--- start ---

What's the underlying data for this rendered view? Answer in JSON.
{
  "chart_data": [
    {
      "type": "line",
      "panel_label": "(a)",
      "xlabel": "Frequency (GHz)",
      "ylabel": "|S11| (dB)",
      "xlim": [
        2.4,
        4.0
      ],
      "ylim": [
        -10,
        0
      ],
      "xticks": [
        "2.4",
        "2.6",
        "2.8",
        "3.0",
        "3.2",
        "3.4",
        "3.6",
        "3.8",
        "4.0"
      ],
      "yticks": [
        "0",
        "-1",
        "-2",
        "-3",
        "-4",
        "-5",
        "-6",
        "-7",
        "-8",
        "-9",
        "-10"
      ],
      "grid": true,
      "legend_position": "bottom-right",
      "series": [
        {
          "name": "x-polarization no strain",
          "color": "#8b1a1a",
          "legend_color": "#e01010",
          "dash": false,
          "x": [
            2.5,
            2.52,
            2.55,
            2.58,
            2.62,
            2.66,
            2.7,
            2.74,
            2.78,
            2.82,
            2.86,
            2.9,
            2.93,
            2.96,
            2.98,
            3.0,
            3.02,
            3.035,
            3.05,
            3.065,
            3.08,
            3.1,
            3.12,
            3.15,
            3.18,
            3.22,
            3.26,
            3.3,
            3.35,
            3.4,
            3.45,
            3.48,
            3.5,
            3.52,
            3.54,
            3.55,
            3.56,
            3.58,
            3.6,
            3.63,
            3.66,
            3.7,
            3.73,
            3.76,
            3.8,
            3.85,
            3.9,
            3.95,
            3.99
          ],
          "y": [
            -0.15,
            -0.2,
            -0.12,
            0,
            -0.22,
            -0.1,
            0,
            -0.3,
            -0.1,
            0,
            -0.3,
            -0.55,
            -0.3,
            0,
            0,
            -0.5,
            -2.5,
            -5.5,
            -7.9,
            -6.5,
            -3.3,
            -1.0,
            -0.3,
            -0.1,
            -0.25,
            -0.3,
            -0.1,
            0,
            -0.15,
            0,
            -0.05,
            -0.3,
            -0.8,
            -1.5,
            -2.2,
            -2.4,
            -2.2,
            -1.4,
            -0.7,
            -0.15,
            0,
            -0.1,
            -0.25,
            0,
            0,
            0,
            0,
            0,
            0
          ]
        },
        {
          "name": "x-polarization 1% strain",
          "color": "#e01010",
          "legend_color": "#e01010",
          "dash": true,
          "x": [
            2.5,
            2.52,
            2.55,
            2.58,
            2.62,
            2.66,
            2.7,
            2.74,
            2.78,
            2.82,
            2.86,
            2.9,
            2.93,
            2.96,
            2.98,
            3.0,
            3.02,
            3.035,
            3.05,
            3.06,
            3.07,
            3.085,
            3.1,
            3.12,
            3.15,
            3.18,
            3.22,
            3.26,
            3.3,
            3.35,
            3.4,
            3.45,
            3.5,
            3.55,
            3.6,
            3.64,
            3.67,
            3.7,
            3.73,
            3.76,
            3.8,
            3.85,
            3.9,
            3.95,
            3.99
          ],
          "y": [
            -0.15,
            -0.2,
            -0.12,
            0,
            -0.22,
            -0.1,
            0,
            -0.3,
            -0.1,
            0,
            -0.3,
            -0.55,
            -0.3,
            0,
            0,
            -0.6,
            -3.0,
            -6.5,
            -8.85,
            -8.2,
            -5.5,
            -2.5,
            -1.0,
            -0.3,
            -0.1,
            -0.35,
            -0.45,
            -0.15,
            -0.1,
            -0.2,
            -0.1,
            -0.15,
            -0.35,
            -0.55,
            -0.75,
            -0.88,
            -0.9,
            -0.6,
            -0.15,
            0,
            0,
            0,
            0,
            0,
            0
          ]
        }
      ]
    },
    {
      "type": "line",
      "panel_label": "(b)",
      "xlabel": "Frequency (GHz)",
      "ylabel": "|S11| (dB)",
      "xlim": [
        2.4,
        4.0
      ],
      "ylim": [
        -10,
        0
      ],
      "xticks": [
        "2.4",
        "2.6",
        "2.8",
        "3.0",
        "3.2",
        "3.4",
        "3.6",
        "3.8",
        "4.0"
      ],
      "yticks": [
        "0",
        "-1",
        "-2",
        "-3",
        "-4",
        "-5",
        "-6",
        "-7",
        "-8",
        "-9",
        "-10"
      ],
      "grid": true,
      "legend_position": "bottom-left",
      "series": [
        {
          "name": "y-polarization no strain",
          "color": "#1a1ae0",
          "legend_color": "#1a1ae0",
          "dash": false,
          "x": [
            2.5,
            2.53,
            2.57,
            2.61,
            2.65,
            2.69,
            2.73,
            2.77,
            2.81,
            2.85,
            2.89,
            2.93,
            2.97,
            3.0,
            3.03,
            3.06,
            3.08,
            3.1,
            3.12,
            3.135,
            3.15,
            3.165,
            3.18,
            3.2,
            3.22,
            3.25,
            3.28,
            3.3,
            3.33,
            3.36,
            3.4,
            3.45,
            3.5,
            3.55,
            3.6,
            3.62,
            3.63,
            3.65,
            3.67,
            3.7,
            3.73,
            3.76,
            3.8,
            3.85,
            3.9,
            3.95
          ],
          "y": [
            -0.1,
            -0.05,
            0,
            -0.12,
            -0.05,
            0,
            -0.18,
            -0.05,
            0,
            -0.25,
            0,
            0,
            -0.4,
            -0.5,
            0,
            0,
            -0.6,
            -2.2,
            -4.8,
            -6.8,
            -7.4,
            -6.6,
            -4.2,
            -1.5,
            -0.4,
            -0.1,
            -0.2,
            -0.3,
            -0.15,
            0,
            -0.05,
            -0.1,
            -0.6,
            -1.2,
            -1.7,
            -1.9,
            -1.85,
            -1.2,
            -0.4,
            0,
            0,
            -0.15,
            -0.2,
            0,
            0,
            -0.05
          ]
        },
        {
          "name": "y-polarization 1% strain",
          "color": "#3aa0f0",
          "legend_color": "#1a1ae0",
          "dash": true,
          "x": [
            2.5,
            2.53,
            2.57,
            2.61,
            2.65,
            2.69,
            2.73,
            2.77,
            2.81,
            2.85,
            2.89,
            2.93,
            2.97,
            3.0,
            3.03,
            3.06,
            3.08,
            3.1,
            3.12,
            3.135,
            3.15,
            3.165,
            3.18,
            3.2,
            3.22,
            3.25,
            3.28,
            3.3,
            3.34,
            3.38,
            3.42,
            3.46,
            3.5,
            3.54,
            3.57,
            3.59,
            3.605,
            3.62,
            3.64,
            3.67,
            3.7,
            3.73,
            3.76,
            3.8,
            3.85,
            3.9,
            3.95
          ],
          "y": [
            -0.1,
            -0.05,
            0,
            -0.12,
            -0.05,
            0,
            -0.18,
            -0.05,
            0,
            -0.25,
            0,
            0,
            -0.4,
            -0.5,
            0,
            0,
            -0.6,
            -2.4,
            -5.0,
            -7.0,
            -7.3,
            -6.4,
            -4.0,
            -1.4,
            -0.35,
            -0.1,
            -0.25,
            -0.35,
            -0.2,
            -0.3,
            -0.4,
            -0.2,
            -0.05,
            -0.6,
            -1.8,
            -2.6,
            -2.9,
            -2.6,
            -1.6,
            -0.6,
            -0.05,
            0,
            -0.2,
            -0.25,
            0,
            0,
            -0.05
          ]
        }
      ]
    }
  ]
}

--- end ---

• Required task: Say how many lines in this listing hold the string "name", giving the count and nothing more.

• Exercise solution: 4